Locate each line of the material that contains "Поиск", then return it.

§ **TASK INPUT**:

..............................

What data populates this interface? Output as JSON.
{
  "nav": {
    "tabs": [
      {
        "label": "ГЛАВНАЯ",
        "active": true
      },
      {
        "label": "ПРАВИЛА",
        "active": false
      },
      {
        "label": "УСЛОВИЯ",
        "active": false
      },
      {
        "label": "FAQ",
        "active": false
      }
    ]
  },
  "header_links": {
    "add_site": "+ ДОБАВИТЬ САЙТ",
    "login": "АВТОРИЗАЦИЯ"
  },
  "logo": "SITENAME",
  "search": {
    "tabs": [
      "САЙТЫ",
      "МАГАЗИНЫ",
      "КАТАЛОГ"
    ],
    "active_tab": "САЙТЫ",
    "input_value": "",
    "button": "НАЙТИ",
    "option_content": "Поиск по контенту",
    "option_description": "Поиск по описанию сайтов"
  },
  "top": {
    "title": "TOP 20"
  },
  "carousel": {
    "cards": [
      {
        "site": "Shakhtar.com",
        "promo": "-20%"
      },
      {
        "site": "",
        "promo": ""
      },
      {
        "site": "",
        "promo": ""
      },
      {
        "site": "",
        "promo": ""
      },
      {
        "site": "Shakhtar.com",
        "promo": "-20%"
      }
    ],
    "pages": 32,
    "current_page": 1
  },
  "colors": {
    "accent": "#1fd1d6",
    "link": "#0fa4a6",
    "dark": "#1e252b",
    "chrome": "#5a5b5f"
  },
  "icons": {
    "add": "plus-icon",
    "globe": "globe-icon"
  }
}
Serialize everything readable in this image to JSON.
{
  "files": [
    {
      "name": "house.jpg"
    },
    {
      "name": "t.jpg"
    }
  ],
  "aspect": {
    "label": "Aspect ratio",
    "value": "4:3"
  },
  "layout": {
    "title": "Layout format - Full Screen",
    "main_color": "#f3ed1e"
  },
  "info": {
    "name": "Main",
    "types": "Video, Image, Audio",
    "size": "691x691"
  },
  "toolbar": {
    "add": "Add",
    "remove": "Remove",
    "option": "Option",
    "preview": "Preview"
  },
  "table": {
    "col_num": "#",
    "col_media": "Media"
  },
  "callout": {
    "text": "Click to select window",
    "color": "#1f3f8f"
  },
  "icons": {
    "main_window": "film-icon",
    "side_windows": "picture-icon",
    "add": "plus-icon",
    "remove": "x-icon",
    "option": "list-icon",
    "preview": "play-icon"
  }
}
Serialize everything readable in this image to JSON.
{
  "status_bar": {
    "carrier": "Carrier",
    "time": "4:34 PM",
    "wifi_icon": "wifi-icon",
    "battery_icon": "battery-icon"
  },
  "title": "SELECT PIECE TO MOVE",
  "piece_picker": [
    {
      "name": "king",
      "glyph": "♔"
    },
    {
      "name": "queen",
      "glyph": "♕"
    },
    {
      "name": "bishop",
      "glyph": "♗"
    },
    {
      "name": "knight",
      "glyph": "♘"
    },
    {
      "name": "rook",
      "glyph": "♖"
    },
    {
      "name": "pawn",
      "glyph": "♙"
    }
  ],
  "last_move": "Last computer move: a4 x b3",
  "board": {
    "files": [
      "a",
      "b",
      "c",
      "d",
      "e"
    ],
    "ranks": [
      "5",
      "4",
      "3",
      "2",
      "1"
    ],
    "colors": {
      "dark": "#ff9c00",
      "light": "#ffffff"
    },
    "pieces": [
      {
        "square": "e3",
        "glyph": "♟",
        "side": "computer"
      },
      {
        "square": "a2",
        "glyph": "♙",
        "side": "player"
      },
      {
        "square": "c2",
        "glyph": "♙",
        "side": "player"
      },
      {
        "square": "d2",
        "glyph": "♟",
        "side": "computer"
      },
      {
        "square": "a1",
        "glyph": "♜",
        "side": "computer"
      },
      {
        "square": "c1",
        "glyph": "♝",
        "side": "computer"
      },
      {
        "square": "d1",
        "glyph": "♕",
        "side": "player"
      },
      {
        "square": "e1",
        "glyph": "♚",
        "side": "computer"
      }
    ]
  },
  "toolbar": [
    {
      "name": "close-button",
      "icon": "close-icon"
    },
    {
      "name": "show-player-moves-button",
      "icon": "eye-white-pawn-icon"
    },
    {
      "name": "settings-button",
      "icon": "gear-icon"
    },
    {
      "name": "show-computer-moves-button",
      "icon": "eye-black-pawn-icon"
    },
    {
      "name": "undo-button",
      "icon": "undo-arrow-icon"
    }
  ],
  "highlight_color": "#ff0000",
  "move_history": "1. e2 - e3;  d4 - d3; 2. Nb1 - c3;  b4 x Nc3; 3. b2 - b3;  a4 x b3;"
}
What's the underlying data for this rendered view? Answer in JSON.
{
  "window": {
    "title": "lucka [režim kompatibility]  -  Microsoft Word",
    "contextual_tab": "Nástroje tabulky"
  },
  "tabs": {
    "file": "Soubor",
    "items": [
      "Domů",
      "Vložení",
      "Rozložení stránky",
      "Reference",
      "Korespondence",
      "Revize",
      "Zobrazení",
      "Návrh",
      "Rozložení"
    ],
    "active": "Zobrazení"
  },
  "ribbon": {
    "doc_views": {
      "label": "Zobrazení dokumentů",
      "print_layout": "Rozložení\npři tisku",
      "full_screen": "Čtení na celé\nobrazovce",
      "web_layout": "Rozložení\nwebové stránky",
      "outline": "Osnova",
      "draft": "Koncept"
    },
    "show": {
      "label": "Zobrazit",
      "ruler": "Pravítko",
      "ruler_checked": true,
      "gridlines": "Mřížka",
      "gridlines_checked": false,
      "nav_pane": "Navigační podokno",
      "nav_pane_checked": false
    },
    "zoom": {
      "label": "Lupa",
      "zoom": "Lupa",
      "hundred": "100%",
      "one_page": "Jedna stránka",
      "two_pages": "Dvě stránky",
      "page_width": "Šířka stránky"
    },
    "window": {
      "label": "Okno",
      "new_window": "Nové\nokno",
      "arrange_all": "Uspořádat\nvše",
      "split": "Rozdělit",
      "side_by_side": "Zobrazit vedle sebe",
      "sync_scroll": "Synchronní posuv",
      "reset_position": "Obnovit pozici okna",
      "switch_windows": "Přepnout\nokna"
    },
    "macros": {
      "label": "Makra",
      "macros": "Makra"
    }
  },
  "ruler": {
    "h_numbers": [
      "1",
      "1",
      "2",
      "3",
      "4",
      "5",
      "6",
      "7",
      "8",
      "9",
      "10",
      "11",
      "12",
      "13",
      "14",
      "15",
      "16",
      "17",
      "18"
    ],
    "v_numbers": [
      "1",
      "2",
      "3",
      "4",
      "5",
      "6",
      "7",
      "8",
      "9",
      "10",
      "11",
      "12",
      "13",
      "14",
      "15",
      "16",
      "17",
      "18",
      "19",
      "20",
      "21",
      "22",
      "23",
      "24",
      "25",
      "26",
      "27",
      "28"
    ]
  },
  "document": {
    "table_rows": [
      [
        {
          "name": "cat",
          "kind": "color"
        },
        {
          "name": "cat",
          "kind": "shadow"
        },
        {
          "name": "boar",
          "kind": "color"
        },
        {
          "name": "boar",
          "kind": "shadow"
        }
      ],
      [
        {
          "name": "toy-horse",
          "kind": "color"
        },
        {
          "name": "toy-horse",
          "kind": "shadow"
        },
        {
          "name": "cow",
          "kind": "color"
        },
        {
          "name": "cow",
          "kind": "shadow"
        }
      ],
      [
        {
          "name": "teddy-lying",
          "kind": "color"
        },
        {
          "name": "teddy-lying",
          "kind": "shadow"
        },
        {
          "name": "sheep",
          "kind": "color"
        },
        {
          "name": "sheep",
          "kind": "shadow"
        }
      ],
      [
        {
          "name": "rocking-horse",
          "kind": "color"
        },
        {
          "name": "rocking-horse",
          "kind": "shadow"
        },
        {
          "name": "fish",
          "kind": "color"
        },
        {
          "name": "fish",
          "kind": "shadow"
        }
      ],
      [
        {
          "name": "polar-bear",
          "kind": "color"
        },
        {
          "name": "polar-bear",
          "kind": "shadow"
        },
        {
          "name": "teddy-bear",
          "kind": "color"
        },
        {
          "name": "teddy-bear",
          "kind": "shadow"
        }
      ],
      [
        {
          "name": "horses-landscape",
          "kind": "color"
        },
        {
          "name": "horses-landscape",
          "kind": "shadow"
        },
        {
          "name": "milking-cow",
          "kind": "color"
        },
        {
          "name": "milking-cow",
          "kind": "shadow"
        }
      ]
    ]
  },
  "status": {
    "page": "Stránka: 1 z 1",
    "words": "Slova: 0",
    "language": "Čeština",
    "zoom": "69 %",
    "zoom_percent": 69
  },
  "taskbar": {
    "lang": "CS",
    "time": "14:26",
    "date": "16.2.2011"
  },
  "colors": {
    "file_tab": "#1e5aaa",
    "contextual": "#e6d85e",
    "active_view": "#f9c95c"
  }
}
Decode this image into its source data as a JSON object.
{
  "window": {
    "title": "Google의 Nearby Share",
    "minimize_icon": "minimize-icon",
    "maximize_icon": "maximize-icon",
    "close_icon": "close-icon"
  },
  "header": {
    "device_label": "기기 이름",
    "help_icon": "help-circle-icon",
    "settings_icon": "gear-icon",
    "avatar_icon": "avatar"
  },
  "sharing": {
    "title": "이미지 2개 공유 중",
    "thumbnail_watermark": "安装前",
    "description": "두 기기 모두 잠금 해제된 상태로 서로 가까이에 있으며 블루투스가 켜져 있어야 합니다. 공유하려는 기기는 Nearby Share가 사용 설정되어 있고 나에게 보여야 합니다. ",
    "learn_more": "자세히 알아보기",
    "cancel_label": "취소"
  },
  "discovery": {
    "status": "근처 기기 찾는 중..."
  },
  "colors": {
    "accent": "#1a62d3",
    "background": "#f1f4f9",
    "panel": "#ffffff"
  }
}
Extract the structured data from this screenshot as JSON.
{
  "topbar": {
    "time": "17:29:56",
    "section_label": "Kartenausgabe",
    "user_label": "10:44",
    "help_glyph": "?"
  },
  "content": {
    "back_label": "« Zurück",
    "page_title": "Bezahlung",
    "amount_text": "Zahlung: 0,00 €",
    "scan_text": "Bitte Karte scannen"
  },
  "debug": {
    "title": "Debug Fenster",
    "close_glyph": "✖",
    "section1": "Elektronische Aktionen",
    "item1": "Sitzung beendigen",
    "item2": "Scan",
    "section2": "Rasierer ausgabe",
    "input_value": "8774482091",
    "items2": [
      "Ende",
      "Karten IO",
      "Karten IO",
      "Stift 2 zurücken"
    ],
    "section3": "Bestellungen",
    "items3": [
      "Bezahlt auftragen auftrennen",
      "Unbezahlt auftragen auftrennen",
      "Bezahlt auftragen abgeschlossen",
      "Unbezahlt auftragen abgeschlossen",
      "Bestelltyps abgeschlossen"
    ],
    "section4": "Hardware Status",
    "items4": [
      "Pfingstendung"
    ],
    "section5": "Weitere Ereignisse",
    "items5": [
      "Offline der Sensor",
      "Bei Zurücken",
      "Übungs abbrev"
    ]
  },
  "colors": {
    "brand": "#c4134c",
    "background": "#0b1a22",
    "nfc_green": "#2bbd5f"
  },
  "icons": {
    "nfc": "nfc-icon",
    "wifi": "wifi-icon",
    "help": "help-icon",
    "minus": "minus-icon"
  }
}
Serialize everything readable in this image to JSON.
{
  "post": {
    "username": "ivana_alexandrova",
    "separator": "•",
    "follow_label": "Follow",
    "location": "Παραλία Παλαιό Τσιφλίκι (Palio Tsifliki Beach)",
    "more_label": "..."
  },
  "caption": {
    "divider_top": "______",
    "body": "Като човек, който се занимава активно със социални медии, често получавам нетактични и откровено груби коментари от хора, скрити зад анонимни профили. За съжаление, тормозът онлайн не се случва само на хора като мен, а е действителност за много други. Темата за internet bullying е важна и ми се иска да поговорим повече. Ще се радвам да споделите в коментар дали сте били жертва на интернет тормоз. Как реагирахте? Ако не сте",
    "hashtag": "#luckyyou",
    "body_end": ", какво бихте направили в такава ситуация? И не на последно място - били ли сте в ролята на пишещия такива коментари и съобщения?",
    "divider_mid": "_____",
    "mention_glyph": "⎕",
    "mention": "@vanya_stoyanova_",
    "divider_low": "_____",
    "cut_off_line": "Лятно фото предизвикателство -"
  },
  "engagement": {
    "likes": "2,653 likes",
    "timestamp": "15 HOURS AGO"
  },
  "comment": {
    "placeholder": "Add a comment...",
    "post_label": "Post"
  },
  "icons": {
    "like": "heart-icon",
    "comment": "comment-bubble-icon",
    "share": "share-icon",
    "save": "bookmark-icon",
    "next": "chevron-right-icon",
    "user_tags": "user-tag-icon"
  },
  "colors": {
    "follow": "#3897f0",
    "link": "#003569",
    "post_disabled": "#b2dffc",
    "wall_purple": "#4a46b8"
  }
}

..............................

§ **FINAL RESULT**:
    "option_content": "Поиск по контенту",
    "option_description": "Поиск по описанию сайтов"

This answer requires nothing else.